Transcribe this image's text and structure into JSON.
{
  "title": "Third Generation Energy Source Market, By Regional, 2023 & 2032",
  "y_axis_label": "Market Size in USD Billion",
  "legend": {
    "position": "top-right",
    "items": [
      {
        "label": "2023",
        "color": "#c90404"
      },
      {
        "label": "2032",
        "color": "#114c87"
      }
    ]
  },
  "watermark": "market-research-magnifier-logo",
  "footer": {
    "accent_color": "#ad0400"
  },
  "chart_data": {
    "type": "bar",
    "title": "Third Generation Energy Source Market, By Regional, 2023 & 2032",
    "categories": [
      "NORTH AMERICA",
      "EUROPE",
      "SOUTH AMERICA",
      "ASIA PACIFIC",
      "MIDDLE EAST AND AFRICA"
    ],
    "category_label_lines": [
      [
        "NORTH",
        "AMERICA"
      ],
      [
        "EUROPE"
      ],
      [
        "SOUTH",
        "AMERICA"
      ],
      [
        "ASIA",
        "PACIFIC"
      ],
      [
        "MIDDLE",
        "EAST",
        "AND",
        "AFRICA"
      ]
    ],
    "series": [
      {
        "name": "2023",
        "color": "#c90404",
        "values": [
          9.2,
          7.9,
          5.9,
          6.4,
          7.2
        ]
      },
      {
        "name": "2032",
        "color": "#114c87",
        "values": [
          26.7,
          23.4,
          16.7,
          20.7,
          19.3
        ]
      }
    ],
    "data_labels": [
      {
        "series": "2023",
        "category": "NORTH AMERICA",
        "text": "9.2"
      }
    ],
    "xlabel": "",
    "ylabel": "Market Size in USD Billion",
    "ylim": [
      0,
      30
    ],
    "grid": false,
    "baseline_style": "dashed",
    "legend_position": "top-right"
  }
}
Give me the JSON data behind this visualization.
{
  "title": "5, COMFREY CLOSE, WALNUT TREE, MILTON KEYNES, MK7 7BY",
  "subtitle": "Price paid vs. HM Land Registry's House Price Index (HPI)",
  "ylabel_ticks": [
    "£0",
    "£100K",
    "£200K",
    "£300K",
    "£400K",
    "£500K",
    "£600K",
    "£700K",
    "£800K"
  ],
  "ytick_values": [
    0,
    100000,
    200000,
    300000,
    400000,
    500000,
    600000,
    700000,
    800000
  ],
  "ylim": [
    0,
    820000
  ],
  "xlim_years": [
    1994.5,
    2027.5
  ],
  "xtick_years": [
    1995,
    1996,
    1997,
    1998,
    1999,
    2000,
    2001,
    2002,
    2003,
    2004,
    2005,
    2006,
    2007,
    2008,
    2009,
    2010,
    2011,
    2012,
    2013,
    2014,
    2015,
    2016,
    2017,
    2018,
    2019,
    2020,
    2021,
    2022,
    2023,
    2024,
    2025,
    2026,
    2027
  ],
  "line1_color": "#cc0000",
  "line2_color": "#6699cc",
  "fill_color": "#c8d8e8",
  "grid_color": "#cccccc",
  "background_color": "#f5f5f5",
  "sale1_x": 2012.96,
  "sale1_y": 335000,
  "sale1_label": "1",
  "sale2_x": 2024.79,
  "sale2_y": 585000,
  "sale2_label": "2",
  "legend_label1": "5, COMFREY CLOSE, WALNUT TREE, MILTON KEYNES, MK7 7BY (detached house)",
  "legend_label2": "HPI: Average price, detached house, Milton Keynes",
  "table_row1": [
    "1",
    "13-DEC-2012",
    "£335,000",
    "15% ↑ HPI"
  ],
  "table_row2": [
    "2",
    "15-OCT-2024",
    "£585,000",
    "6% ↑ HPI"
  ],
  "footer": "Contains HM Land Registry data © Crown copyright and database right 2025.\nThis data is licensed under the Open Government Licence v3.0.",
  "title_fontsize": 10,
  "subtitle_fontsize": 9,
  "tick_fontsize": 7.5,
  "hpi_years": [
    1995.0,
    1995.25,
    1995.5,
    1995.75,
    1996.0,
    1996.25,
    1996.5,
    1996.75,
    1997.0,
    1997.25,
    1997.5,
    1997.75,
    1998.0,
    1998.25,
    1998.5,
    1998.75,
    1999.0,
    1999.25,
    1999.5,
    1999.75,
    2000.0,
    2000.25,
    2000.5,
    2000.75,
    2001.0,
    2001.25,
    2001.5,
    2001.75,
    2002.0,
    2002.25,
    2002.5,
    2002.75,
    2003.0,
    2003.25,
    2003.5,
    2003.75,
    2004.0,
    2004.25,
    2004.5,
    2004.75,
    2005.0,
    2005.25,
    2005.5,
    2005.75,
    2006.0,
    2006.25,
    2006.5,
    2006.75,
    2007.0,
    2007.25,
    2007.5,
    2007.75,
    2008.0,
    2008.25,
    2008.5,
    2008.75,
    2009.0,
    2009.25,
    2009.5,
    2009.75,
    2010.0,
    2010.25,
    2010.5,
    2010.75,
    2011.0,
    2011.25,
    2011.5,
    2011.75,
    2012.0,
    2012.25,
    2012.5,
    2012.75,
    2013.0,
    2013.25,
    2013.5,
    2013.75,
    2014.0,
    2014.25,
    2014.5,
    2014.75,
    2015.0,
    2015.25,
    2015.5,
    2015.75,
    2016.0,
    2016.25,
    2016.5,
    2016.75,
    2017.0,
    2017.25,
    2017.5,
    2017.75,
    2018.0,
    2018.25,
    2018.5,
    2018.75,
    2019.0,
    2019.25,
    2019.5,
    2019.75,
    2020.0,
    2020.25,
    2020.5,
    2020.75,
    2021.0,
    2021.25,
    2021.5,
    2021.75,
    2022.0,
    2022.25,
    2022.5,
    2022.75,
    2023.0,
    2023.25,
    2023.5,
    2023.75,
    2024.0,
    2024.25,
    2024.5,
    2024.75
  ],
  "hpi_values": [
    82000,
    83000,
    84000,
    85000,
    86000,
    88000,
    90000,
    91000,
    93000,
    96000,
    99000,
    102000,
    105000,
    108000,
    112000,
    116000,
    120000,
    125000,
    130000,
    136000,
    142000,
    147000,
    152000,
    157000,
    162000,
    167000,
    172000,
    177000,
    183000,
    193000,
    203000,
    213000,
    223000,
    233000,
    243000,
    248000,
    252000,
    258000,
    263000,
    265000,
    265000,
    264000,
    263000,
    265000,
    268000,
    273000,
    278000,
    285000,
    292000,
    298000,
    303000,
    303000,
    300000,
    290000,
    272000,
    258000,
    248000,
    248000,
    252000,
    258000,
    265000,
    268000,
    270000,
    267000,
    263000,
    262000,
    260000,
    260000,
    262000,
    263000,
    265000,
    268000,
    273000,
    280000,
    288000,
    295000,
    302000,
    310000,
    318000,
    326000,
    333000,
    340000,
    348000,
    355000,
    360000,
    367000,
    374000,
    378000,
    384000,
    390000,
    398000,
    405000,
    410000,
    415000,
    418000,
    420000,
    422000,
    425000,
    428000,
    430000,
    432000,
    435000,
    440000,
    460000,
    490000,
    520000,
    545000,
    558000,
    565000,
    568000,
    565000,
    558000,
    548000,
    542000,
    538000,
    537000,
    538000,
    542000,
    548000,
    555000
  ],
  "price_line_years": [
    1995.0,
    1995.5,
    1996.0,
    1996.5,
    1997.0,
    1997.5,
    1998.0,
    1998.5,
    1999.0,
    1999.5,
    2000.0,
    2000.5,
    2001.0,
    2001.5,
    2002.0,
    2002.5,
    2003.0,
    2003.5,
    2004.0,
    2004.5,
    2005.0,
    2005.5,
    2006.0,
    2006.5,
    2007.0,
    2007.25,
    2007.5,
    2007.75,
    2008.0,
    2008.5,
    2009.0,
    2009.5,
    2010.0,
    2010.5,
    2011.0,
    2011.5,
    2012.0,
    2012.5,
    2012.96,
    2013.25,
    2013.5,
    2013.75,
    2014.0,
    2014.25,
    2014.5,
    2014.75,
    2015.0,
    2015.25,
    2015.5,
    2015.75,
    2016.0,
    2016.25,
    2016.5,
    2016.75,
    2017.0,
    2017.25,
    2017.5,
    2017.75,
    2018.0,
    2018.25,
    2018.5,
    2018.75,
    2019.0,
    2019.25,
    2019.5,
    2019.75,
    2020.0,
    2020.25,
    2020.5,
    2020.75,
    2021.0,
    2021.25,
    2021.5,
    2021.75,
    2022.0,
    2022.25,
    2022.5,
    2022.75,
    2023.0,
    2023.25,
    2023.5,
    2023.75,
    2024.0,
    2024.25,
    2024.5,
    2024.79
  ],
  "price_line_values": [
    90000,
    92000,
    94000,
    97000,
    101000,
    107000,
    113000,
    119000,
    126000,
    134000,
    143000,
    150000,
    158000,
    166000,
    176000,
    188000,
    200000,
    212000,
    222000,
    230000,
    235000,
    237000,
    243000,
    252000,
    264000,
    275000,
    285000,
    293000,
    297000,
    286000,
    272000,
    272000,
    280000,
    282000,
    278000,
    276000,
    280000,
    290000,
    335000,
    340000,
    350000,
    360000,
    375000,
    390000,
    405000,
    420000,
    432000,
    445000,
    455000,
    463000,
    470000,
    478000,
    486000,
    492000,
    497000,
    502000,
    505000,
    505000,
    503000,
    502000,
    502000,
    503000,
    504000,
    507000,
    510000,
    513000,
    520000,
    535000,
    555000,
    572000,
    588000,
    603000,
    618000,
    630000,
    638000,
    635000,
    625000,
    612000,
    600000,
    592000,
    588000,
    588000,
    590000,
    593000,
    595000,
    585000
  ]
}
• • • •
What is asked. Pick out every line above that holds the word "right" and copy it.

Solution to the exercise.
    "position": "top-right",
    "legend_position": "top-right"
  "footer": "Contains HM Land Registry data © Crown copyright and database right 2025.\nThis data is licensed under the Open Government Licence v3.0.",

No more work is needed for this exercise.